- [Work order A]:
Answer these questions from the Kurganets-25 text:
(i) How many troops does the lightly armed APC version carry?
(ii) During rehearsals for which event were the IFV and APC variants first seen in public?
(iii) Which Russian tracked troop carrier is the Kurganets-25 designed to succeed?
- [Work order B]:
Print the Kurganets-25 text from "There are two" up to and including "as of 2025.".
- [Work order C]:
Write what comes next in the Kurganets-25 text, continuing from its final sentence.

- [Provided passage]:
%%

Russian infantry fighting vehicle

The Kurganets-25 (Курганец-25) is a tracked amphibious, 25-ton modular infantry fighting vehicle and armored personnel carrier being developed for the Russian Army. The Kurganets-25 is planned to evolve into various models, gradually replacing BMP, BMD, MT-LB and other types of tracked Soviet armored platforms. The Kurganets-25 is supposed to have modular armor that can be upgraded for specific threats. The Kurganets-25 IFV and APC variants were first seen in public (initially with the turret and main armament shrouded) during rehearsals for the 2015 Moscow Victory Day Parade. Serial production was supposed to begin in 2016, but as of 2020, certification by the military is still pending. In 2023, it was confirmed that Kurganets was undergoing trials, and that the vehicle was modified at the customer's request. The changes affected the Kurganets-25 chassis, which as a result became more reliable and also easier to operate and repair.

A few of the vehicles were seen in the 2025 Moscow Victory Day Parade.

==Design==
The Kurganets-25 is designed to be a successor to the BMP-3 Russian tracked troop carrier which fulfills a similar role as Western designs like the American M2 Bradley and British Warrior. The Kurganets-25 is based on the Armata Universal Combat Platform while being lighter than the T-15 Armata "heavy IFV" based on the same and similar to the wheeled VPK-7829 Bumerang.

There are two versions of the vehicle: a heavily armed infantry fighting vehicle carrying 6-7 troops, and a lightly armed APC carrying 8 troops. Other variants proposed for the Kurganets include an armored ambulance, an 82 mm Vasilek mortar carrier, an anti-tank vehicle, an armored recovery vehicle, a reconnaissance vehicle, a command vehicle, and an armored engineering vehicle.

The vehicle represents a departure from traditional Russian low profile designs, having a higher floor more suited for mounted combat rather than troop carrying, which provides better IED and mine protection. While the T-15 is expected to be deployed with T-14 tanks in armored formations, Kurganets-25 platforms will equip mechanized units. Russian Ground Forces were to receive the first batch of Kurganets-25 IFVs for trials in 2019. No vehicle production or commission as of 2025.

%%

Document structure recognition data:
%%

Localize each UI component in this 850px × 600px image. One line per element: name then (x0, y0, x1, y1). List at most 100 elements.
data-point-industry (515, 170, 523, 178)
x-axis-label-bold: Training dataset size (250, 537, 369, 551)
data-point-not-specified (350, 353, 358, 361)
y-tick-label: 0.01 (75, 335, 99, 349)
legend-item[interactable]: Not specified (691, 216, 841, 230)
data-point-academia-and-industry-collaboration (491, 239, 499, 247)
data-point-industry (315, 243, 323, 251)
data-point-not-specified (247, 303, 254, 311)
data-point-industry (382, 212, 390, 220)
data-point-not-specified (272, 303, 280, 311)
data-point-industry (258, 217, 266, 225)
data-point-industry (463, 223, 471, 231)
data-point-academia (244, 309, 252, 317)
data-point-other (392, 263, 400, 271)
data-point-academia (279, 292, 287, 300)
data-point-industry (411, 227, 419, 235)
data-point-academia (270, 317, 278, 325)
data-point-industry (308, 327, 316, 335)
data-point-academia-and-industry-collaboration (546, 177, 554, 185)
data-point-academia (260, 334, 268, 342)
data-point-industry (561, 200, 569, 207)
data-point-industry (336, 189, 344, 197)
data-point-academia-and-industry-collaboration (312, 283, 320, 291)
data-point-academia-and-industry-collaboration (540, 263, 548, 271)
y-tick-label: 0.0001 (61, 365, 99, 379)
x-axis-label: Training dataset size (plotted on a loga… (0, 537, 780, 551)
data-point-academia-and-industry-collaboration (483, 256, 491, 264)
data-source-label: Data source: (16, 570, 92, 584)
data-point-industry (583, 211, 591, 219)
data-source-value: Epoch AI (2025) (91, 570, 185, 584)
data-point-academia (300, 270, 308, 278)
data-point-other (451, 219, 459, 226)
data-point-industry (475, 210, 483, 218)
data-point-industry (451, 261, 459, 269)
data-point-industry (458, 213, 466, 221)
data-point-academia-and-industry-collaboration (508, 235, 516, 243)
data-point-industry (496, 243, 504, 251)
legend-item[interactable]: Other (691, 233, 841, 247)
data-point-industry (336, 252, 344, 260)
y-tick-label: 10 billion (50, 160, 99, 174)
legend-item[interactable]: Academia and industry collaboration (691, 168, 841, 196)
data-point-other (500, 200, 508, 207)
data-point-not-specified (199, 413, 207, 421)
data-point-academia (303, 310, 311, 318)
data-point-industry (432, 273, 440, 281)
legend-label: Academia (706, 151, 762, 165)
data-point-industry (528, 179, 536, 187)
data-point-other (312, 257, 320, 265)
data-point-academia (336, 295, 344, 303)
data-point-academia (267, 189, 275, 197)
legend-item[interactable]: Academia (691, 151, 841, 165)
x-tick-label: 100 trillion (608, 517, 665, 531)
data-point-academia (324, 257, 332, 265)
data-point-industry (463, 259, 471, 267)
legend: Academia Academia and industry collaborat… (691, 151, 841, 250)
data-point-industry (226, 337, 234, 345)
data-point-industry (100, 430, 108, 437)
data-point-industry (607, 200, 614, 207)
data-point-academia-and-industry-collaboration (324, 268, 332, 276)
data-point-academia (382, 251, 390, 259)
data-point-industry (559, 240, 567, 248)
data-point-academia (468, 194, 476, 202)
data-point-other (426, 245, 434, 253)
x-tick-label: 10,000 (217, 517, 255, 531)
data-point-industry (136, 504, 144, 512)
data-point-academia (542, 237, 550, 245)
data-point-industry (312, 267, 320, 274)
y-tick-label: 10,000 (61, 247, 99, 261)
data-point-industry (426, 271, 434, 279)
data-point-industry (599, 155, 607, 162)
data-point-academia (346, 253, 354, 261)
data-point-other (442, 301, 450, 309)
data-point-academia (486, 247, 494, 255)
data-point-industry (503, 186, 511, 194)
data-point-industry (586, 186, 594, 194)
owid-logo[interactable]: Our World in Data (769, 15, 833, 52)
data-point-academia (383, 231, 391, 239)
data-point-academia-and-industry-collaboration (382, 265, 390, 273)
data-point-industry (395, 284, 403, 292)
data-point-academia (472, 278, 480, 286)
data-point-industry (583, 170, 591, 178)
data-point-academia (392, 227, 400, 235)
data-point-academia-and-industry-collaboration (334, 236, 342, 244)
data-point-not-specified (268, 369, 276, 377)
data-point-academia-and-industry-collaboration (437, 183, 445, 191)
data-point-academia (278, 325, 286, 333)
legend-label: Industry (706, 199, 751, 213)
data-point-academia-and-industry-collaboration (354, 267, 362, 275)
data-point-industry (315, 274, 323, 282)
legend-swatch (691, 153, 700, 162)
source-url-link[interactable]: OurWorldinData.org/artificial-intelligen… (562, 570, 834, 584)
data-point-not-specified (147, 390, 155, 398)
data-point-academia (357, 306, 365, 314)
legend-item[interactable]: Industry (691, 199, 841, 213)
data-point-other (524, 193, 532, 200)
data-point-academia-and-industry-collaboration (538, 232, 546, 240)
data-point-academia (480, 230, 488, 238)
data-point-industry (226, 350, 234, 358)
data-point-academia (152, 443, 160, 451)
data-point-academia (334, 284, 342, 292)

%%

- [Answer area A]:
(i) 8 troops.
(ii) The 2015 Moscow Victory Day Parade.
(iii) The BMP-3.

- [Answer area B]:
There are two versions of the vehicle: a heavily armed infantry fighting vehicle carrying 6-7 troops, and a lightly armed APC carrying 8 troops. Other variants proposed for the Kurganets include an armored ambulance, an 82 mm Vasilek mortar carrier, an anti-tank vehicle, an armored recovery vehicle, a reconnaissance vehicle, a command vehicle, and an armored engineering vehicle.

The vehicle represents a departure from traditional Russian low profile designs, having a higher floor more suited for mounted combat rather than troop carrying, which provides better IED and mine protection. While the T-15 is expected to be deployed with T-14 tanks in armored formations, Kurganets-25 platforms will equip mechanized units. Russian Ground Forces were to receive the first batch of Kurganets-25 IFVs for trials in 2019. No vehicle production or commission as of 2025.

- [Answer area C]:
===Armament===
The Kurganets-25 IFV features the Bumerang-BM remote control turret with its 2A42 30 mm autocannon, a 7.62 mm coaxial PKT machine gun and a bank of two Kornet-EM anti-tank guided missiles on either side. The Kurganets-25 APC variant has a 12.7 mm MG RWS instead of the Bumerang-BM turret.

An SPAAG version with a 57 mm autocannon and a Kurganets-25 SPG with a 125 mm are planned.

===Mobility===
The Kurganets-25 weighs 25 tonnes. This allows the Kurganets-25 to be light enough to be mobile on water. The maximum speed of the vehicle is 80 km/h on land and 10 km/h on water. Both the IFV and APC variants have a front-mounted 800 hp engine.

===Protection===
The Kurganets-25 IFV has 360-degree coverage from its active protection system launcher tubes. This APS is smaller than the one found on the T-14 Armata and T-15, but like the T-15, it is attached close to the top of the hull. A two-part projectile detection system is placed on various places on the hull and turret. The Kurganets-25 APC variant, when revealed in the 2015 Moscow Victory Day Parade, had a scaled down APS system which was mounted only on the turret with none on the hull.

===Ergonomics and crew===
According to the first vice president and co-owner of Concern Tractor Plants, Albert Bakov, the Kurganets-25 uses a console similar to a Sony PlayStation DualShock gamepad. It is wider than previous generations of Russian APCs and IFVs.

The front located engine increases crew comfort and ease of access.

==Variants==
A few different versions of Kurganets-25 are in development.
- B-10 IFV (Industrial designation – Object 693);
- B-11 APC (Industrial designation – Object 695).
- B-12 ARV – Equipped with a crane, a winch and armed with a 12.7mm heavy machine gun.